### Task goal:
Below are entries. Pull out all lines containing "不正确的一项是".

### Input for this task:
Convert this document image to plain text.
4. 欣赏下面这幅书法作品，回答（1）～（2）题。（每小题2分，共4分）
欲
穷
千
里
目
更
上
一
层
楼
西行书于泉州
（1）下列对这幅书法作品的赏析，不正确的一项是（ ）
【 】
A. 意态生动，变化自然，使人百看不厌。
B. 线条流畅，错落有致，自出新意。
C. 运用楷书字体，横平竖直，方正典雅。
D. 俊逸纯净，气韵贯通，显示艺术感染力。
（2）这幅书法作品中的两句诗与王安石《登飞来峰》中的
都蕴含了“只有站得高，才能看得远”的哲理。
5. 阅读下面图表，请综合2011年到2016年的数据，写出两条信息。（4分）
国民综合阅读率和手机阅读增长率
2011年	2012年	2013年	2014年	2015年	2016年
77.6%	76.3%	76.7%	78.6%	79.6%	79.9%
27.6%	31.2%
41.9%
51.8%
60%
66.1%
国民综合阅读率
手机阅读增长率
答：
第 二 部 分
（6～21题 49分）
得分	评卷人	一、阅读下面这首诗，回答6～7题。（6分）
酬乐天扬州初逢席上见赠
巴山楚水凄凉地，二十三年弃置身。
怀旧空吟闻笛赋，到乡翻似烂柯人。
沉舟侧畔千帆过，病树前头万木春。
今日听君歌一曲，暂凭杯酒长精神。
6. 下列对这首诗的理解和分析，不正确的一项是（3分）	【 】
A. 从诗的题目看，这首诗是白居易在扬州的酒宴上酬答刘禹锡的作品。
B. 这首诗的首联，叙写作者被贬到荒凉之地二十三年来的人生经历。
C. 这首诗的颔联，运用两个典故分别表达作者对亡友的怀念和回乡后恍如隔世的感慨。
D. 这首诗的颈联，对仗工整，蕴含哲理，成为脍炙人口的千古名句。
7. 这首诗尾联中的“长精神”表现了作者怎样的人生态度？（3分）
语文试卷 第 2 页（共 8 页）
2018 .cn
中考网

### Task result:
（1）下列对这幅书法作品的赏析，不正确的一项是（ ）
6. 下列对这首诗的理解和分析，不正确的一项是（3分）	【 】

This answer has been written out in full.